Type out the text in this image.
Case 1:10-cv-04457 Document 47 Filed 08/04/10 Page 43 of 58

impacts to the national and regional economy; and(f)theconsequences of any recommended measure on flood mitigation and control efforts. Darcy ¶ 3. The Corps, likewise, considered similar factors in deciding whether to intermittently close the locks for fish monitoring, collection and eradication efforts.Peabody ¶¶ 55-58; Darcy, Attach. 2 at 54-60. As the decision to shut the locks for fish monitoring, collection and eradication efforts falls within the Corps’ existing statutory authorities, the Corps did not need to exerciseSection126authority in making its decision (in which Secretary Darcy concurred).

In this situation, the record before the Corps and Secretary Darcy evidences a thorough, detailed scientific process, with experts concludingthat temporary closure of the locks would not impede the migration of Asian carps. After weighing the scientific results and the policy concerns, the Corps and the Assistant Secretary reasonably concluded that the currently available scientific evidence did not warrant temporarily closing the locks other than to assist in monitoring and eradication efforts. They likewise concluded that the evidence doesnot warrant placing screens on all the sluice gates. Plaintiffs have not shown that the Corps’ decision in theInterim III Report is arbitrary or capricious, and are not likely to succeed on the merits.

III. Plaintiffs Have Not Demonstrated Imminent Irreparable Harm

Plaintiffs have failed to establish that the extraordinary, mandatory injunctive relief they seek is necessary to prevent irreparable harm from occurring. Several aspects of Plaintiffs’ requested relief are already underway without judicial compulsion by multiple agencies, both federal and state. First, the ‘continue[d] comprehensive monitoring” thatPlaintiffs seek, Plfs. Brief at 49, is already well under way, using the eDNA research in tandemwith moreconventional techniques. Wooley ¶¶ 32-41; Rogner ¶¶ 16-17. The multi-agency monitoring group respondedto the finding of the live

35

++++++++++

Output each record precisely as given.

Type out the text in this image.
Case 1:10-cv-04457 Document 47 Filed 08/04/10 Page 43 of 58

impacts to the national and regional economy; and(f)theconsequences of any recommended measure on flood mitigation and control efforts. Darcy ¶ 3. The Corps, likewise, considered similar factors in deciding whether to intermittently close the locks for fish monitoring, collection and eradication efforts.Peabody ¶¶ 55-58; Darcy, Attach. 2 at 54-60. As the decision to shut the locks for fish monitoring, collection and eradication efforts falls within the Corps’ existing statutory authorities, the Corps did not need to exerciseSection126authority in making its decision (in which Secretary Darcy concurred).

In this situation, the record before the Corps and Secretary Darcy evidences a thorough, detailed scientific process, with experts concludingthat temporary closure of the locks would not impede the migration of Asian carps. After weighing the scientific results and the policy concerns, the Corps and the Assistant Secretary reasonably concluded that the currently available scientific evidence did not warrant temporarily closing the locks other than to assist in monitoring and eradication efforts. They likewise concluded that the evidence doesnot warrant placing screens on all the sluice gates. Plaintiffs have not shown that the Corps’ decision in theInterim III Report is arbitrary or capricious, and are not likely to succeed on the merits.

III. Plaintiffs Have Not Demonstrated Imminent Irreparable Harm

Plaintiffs have failed to establish that the extraordinary, mandatory injunctive relief they seek is necessary to prevent irreparable harm from occurring. Several aspects of Plaintiffs’ requested relief are already underway without judicial compulsion by multiple agencies, both federal and state. First, the ‘continue[d] comprehensive monitoring” thatPlaintiffs seek, Plfs. Brief at 49, is already well under way, using the eDNA research in tandemwith moreconventional techniques. Wooley ¶¶ 32-41; Rogner ¶¶ 16-17. The multi-agency monitoring group respondedto the finding of the live

35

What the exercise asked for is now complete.